• _JOB 1_:
Using the Evidence Based Scheduling excerpt, answer each question on its own line: (a) How many of the 1,000 simulations completed on or before October 10th? (b) Where is historical data commonly garnered from? (c) At a minimum, how far back should historical data go?
• _JOB 2_:
Return the part of the Evidence Based Scheduling excerpt starting at "In business terms, if" and ending at "to January 30th.", copied word for word.

• _SOURCE EXCERPT_:
□ □ □
In business terms, if the project manager is asked for the likelihood of completing the project on October 10th, they may respond that “in 1,000 simulations, only 250 of the simulations completed on or before that date.” Similarly, the project manager may say that 100% of the simulations showed a completion date prior to January 30th.
Aspects of EBS
Before implementing EBS, an organization will need to satisfy certain prerequisites, including compiling historical data, preparing the conceptual design, and gathering developer estimates for tasks. This information allows EBS to produce an initial probability graph showing confidence in particular dates. EBS can also produce a completion date confidence graph showing confidence changes over time. Lastly, EBS can produce various graphs to help categorize and improve individual project team members’ estimation skills.
Prerequisites to EBS
Evidence Based Scheduling requires a series of inputs, including historical data and an initial schedule. A detailed examination of these inputs reveals some specific characteristics. Furthermore, these inputs may require certain characteristics relating to organizational structure and culture of the organization implementing EBS.
Historical Data
Historical data is commonly garnered from developer's time sheets and includes estimated and actual elapsed time for each task performed.[3] This historical data should go back several months, at a minimum, and the granularity should be analogous to that of future projects.
Note that organizations with certain characteristics may find it difficult to implement EBS. One characteristic is employee turnover. Fog Creek software goes to great lengths to hire and retain quality developers1. This ensures a level of consistency from project to project. Typical organizations, however, experience higher levels of employee turnover. This turnover can make it difficult or time-consuming to accumulate a significant set of velocity values. Furthermore, large organizations can experience intra-departmental turnover. Historical data must be tracked and transferred between departments when this occurs.
In the absence of significant historical data, an organization should err on the side of caution and assume poor estimating skills on the part of the developer. The net effect of such an assumption will be to reduce confidence in particular dates and push schedules toward a longer timeframe, which is more likely to occur than shorter schedules.
□ □ □
• _SUPPLIED DATA_:
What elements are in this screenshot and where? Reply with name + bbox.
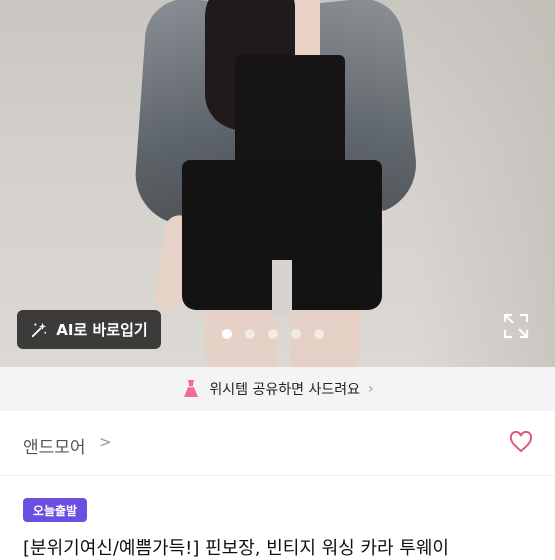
□ □ □
• _RESPONSE 1_:
(a) 250
(b) Developer's time sheets
(c) Several months

• _RESPONSE 2_:
In business terms, if the project manager is asked for the likelihood of completing the project on October 10th, they may respond that “in 1,000 simulations, only 250 of the simulations completed on or before that date.” Similarly, the project manager may say that 100% of the simulations showed a completion date prior to January 30th.